● **Instructions for the task**
Copy the data exactly as it appears, and do not include any pictures.

[Records from a data source]
+-------+

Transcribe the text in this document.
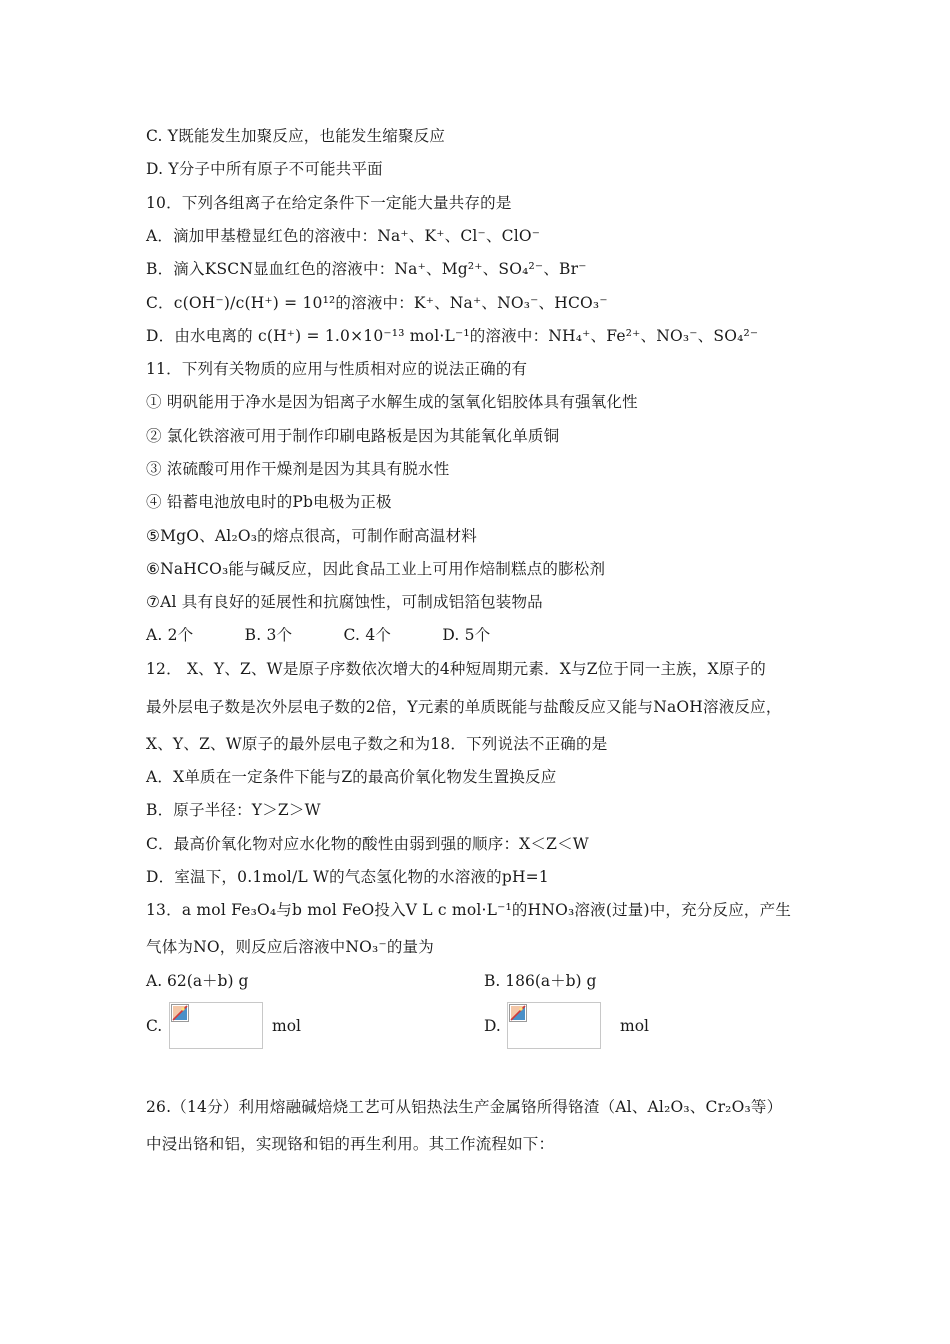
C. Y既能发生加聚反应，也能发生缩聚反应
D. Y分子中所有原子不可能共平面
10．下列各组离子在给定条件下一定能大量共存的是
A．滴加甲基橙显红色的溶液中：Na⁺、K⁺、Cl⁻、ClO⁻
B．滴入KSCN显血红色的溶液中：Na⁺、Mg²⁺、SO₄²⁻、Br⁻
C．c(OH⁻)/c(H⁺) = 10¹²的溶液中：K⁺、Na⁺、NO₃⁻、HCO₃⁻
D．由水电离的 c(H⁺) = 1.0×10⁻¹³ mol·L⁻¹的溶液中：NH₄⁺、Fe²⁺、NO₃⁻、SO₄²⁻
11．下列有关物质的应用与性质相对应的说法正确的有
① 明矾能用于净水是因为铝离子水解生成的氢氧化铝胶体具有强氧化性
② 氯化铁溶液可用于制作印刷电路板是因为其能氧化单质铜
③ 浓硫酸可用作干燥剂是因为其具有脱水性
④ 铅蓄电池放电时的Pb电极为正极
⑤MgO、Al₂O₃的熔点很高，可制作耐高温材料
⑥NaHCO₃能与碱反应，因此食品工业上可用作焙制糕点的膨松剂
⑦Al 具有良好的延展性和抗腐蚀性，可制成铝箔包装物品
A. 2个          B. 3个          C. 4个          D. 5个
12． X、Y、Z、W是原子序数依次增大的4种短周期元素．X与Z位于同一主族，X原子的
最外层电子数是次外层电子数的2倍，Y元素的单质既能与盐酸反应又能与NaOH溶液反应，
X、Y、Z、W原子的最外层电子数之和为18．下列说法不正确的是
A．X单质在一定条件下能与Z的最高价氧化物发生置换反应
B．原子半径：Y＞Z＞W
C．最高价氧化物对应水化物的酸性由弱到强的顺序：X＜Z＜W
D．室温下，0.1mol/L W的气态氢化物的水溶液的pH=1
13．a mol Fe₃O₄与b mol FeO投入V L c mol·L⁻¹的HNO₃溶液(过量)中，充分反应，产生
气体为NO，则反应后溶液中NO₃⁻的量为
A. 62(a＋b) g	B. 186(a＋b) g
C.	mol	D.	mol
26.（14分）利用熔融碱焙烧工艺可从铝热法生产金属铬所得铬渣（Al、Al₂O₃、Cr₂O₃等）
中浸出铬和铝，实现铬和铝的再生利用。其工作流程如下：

+-------+

● **Written solution**
Transcribe the text in this document.
C. Y既能发生加聚反应，也能发生缩聚反应
D. Y分子中所有原子不可能共平面
10．下列各组离子在给定条件下一定能大量共存的是
A．滴加甲基橙显红色的溶液中：Na⁺、K⁺、Cl⁻、ClO⁻
B．滴入KSCN显血红色的溶液中：Na⁺、Mg²⁺、SO₄²⁻、Br⁻
C．c(OH⁻)/c(H⁺) = 10¹²的溶液中：K⁺、Na⁺、NO₃⁻、HCO₃⁻
D．由水电离的 c(H⁺) = 1.0×10⁻¹³ mol·L⁻¹的溶液中：NH₄⁺、Fe²⁺、NO₃⁻、SO₄²⁻
11．下列有关物质的应用与性质相对应的说法正确的有
① 明矾能用于净水是因为铝离子水解生成的氢氧化铝胶体具有强氧化性
② 氯化铁溶液可用于制作印刷电路板是因为其能氧化单质铜
③ 浓硫酸可用作干燥剂是因为其具有脱水性
④ 铅蓄电池放电时的Pb电极为正极
⑤MgO、Al₂O₃的熔点很高，可制作耐高温材料
⑥NaHCO₃能与碱反应，因此食品工业上可用作焙制糕点的膨松剂
⑦Al 具有良好的延展性和抗腐蚀性，可制成铝箔包装物品
A. 2个          B. 3个          C. 4个          D. 5个
12． X、Y、Z、W是原子序数依次增大的4种短周期元素．X与Z位于同一主族，X原子的
最外层电子数是次外层电子数的2倍，Y元素的单质既能与盐酸反应又能与NaOH溶液反应，
X、Y、Z、W原子的最外层电子数之和为18．下列说法不正确的是
A．X单质在一定条件下能与Z的最高价氧化物发生置换反应
B．原子半径：Y＞Z＞W
C．最高价氧化物对应水化物的酸性由弱到强的顺序：X＜Z＜W
D．室温下，0.1mol/L W的气态氢化物的水溶液的pH=1
13．a mol Fe₃O₄与b mol FeO投入V L c mol·L⁻¹的HNO₃溶液(过量)中，充分反应，产生
气体为NO，则反应后溶液中NO₃⁻的量为
A. 62(a＋b) g	B. 186(a＋b) g
C.	mol	D.	mol
26.（14分）利用熔融碱焙烧工艺可从铝热法生产金属铬所得铬渣（Al、Al₂O₃、Cr₂O₃等）
中浸出铬和铝，实现铬和铝的再生利用。其工作流程如下：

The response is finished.